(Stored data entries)
········
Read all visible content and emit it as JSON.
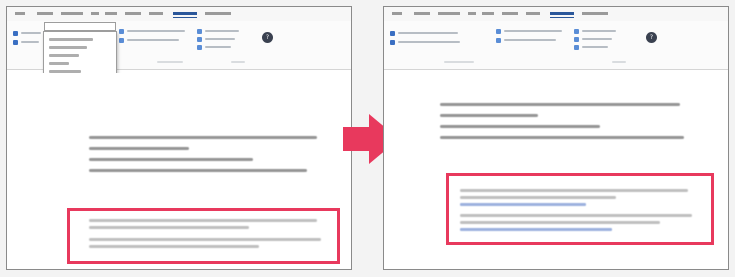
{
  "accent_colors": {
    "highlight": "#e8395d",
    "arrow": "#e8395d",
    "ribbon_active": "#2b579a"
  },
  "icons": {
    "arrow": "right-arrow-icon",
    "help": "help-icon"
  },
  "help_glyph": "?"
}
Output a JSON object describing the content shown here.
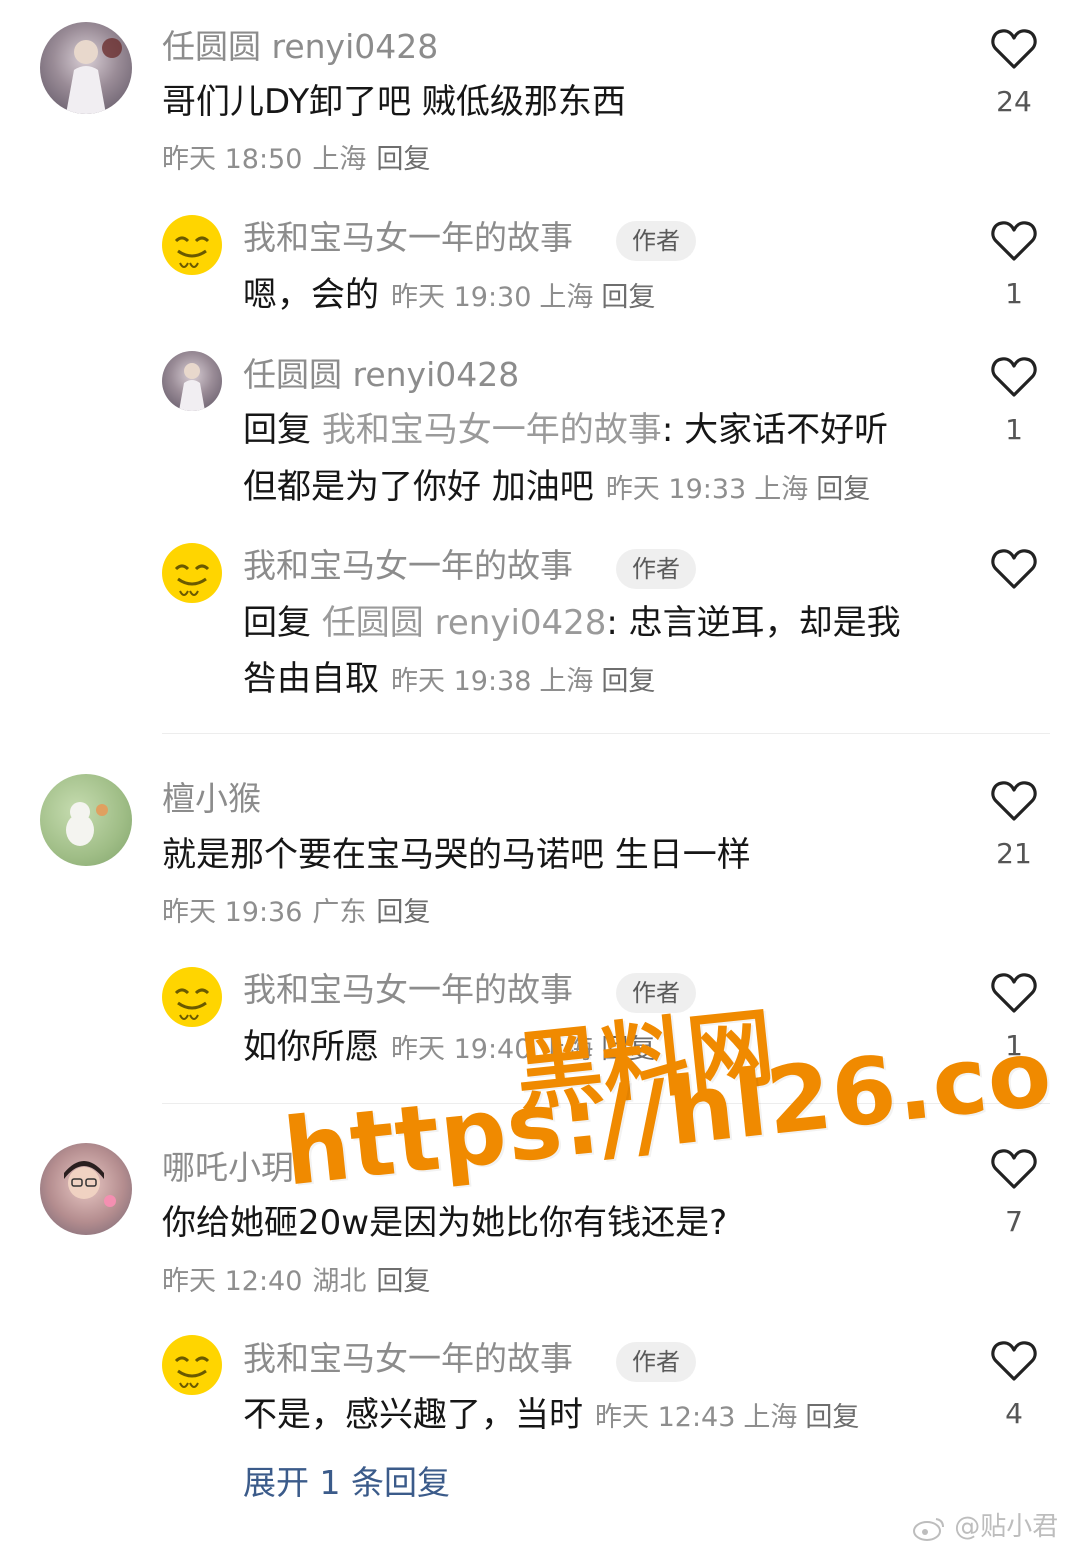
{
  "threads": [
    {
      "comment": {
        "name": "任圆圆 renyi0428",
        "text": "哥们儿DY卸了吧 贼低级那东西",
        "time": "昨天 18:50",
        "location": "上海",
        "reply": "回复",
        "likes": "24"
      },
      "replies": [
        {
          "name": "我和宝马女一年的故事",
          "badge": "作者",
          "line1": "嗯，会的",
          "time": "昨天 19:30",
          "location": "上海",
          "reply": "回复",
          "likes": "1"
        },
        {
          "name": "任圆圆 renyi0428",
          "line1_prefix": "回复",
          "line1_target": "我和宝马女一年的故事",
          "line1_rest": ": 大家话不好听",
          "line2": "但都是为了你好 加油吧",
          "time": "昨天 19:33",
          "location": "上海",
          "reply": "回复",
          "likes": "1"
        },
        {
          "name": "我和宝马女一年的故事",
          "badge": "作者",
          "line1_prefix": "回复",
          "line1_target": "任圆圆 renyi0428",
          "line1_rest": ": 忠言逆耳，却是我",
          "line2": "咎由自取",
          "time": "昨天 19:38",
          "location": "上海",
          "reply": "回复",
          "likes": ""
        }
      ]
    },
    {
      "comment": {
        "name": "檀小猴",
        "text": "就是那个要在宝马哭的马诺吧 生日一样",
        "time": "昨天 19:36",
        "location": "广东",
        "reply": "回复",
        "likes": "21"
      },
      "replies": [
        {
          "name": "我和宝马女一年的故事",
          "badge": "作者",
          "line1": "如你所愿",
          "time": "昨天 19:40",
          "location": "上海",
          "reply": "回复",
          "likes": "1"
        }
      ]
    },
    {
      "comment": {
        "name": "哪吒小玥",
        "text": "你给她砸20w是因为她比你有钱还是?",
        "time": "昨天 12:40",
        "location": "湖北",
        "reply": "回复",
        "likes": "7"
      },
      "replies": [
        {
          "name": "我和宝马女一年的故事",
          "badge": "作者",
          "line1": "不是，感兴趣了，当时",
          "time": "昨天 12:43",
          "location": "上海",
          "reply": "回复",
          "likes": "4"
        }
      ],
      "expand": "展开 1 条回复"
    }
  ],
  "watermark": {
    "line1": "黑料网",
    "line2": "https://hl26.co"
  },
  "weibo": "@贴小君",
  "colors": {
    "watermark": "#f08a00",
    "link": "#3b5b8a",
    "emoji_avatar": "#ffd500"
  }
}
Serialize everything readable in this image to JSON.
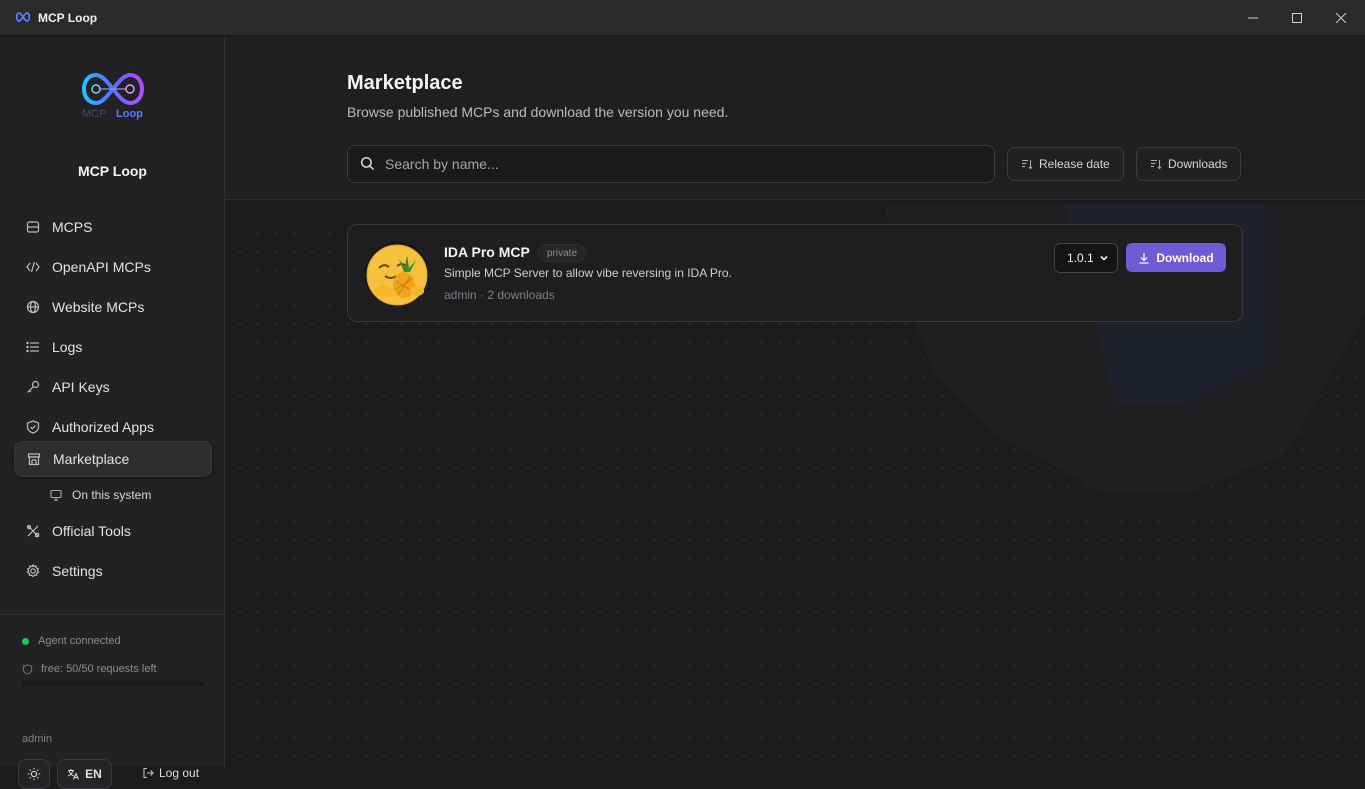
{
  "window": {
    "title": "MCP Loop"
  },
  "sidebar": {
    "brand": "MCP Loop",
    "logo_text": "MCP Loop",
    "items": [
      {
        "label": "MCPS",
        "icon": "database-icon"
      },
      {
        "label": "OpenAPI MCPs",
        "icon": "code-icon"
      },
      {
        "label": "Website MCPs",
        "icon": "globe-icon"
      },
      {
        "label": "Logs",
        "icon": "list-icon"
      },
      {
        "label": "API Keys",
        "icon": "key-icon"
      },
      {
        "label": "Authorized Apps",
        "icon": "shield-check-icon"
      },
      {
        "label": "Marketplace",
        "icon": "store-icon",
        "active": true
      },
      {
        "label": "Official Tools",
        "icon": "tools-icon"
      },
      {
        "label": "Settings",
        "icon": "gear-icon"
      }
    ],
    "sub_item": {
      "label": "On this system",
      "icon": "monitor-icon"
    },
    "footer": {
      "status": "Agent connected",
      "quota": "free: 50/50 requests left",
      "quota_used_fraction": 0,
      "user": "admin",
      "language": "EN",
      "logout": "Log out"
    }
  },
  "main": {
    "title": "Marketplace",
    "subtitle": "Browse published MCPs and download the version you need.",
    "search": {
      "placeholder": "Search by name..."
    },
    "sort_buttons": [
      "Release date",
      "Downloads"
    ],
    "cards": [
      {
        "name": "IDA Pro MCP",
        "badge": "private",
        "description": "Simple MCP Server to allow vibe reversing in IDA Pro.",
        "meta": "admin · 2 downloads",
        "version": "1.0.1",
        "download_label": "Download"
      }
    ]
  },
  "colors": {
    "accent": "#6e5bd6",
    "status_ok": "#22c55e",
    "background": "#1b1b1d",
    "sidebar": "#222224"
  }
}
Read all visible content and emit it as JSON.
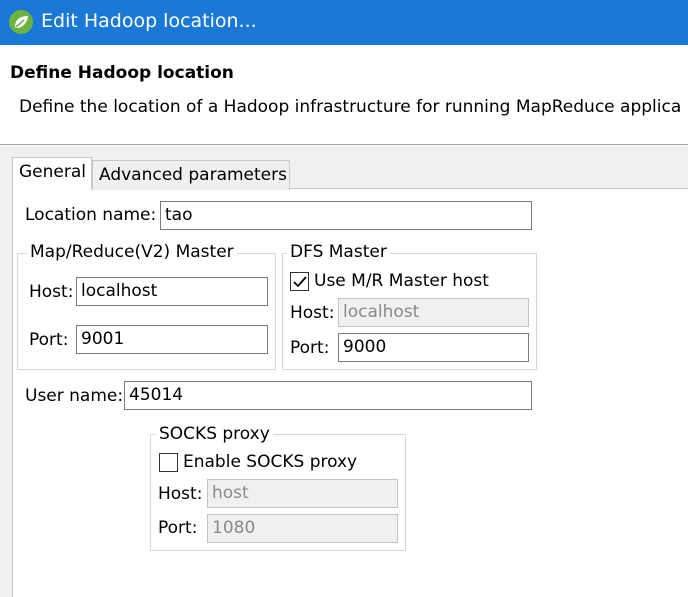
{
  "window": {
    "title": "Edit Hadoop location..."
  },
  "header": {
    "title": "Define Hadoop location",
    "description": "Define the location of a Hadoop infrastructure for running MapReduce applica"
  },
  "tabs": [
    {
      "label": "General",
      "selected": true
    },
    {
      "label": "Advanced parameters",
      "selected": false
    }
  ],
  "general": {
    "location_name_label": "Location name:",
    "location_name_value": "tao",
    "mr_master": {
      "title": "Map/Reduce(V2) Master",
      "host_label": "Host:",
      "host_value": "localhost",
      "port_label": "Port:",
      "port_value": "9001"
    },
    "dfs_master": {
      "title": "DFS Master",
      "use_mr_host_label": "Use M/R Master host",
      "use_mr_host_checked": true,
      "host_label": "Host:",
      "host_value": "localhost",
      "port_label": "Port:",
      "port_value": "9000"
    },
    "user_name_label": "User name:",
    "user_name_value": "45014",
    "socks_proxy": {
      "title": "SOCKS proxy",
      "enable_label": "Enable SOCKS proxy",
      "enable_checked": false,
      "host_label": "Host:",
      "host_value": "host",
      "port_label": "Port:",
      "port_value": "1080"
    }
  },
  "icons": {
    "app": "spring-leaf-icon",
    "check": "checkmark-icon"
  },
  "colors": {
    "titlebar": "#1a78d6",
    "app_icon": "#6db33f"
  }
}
········
* Exercise brief:
Go through the listing above and write it out again exactly, dropping the pictures.

* Expected output:
Read all visible content and emit it as JSON.
{
  "accent_colors": {
    "highlight": "#e8395d",
    "arrow": "#e8395d",
    "ribbon_active": "#2b579a"
  },
  "icons": {
    "arrow": "right-arrow-icon",
    "help": "help-icon"
  },
  "help_glyph": "?"
}
Output a JSON object describing the content shown here.
{
  "threads": [
    {
      "comment": {
        "name": "任圆圆 renyi0428",
        "text": "哥们儿DY卸了吧 贼低级那东西",
        "time": "昨天 18:50",
        "location": "上海",
        "reply": "回复",
        "likes": "24"
      },
      "replies": [
        {
          "name": "我和宝马女一年的故事",
          "badge": "作者",
          "line1": "嗯，会的",
          "time": "昨天 19:30",
          "location": "上海",
          "reply": "回复",
          "likes": "1"
        },
        {
          "name": "任圆圆 renyi0428",
          "line1_prefix": "回复",
          "line1_target": "我和宝马女一年的故事",
          "line1_rest": ": 大家话不好听",
          "line2": "但都是为了你好 加油吧",
          "time": "昨天 19:33",
          "location": "上海",
          "reply": "回复",
          "likes": "1"
        },
        {
          "name": "我和宝马女一年的故事",
          "badge": "作者",
          "line1_prefix": "回复",
          "line1_target": "任圆圆 renyi0428",
          "line1_rest": ": 忠言逆耳，却是我",
          "line2": "咎由自取",
          "time": "昨天 19:38",
          "location": "上海",
          "reply": "回复",
          "likes": ""
        }
      ]
    },
    {
      "comment": {
        "name": "檀小猴",
        "text": "就是那个要在宝马哭的马诺吧 生日一样",
        "time": "昨天 19:36",
        "location": "广东",
        "reply": "回复",
        "likes": "21"
      },
      "replies": [
        {
          "name": "我和宝马女一年的故事",
          "badge": "作者",
          "line1": "如你所愿",
          "time": "昨天 19:40",
          "location": "上海",
          "reply": "回复",
          "likes": "1"
        }
      ]
    },
    {
      "comment": {
        "name": "哪吒小玥",
        "text": "你给她砸20w是因为她比你有钱还是?",
        "time": "昨天 12:40",
        "location": "湖北",
        "reply": "回复",
        "likes": "7"
      },
      "replies": [
        {
          "name": "我和宝马女一年的故事",
          "badge": "作者",
          "line1": "不是，感兴趣了，当时",
          "time": "昨天 12:43",
          "location": "上海",
          "reply": "回复",
          "likes": "4"
        }
      ],
      "expand": "展开 1 条回复"
    }
  ],
  "watermark": {
    "line1": "黑料网",
    "line2": "https://hl26.co"
  },
  "weibo": "@贴小君",
  "colors": {
    "watermark": "#f08a00",
    "link": "#3b5b8a",
    "emoji_avatar": "#ffd500"
  }
}
Serialize everything readable in this image to JSON.
{
  "window": {
    "title": "MCP Loop"
  },
  "sidebar": {
    "brand": "MCP Loop",
    "logo_text": "MCP Loop",
    "items": [
      {
        "label": "MCPS",
        "icon": "database-icon"
      },
      {
        "label": "OpenAPI MCPs",
        "icon": "code-icon"
      },
      {
        "label": "Website MCPs",
        "icon": "globe-icon"
      },
      {
        "label": "Logs",
        "icon": "list-icon"
      },
      {
        "label": "API Keys",
        "icon": "key-icon"
      },
      {
        "label": "Authorized Apps",
        "icon": "shield-check-icon"
      },
      {
        "label": "Marketplace",
        "icon": "store-icon",
        "active": true
      },
      {
        "label": "Official Tools",
        "icon": "tools-icon"
      },
      {
        "label": "Settings",
        "icon": "gear-icon"
      }
    ],
    "sub_item": {
      "label": "On this system",
      "icon": "monitor-icon"
    },
    "footer": {
      "status": "Agent connected",
      "quota": "free: 50/50 requests left",
      "quota_used_fraction": 0,
      "user": "admin",
      "language": "EN",
      "logout": "Log out"
    }
  },
  "main": {
    "title": "Marketplace",
    "subtitle": "Browse published MCPs and download the version you need.",
    "search": {
      "placeholder": "Search by name..."
    },
    "sort_buttons": [
      "Release date",
      "Downloads"
    ],
    "cards": [
      {
        "name": "IDA Pro MCP",
        "badge": "private",
        "description": "Simple MCP Server to allow vibe reversing in IDA Pro.",
        "meta": "admin · 2 downloads",
        "version": "1.0.1",
        "download_label": "Download"
      }
    ]
  },
  "colors": {
    "accent": "#6e5bd6",
    "status_ok": "#22c55e",
    "background": "#1b1b1d",
    "sidebar": "#222224"
  }
}
Read all visible content and emit it as JSON.
{
  "window": {
    "title": "Edit Hadoop location..."
  },
  "header": {
    "title": "Define Hadoop location",
    "description": "Define the location of a Hadoop infrastructure for running MapReduce applica"
  },
  "tabs": [
    {
      "label": "General",
      "selected": true
    },
    {
      "label": "Advanced parameters",
      "selected": false
    }
  ],
  "general": {
    "location_name_label": "Location name:",
    "location_name_value": "tao",
    "mr_master": {
      "title": "Map/Reduce(V2) Master",
      "host_label": "Host:",
      "host_value": "localhost",
      "port_label": "Port:",
      "port_value": "9001"
    },
    "dfs_master": {
      "title": "DFS Master",
      "use_mr_host_label": "Use M/R Master host",
      "use_mr_host_checked": true,
      "host_label": "Host:",
      "host_value": "localhost",
      "port_label": "Port:",
      "port_value": "9000"
    },
    "user_name_label": "User name:",
    "user_name_value": "45014",
    "socks_proxy": {
      "title": "SOCKS proxy",
      "enable_label": "Enable SOCKS proxy",
      "enable_checked": false,
      "host_label": "Host:",
      "host_value": "host",
      "port_label": "Port:",
      "port_value": "1080"
    }
  },
  "icons": {
    "app": "spring-leaf-icon",
    "check": "checkmark-icon"
  },
  "colors": {
    "titlebar": "#1a78d6",
    "app_icon": "#6db33f"
  }
}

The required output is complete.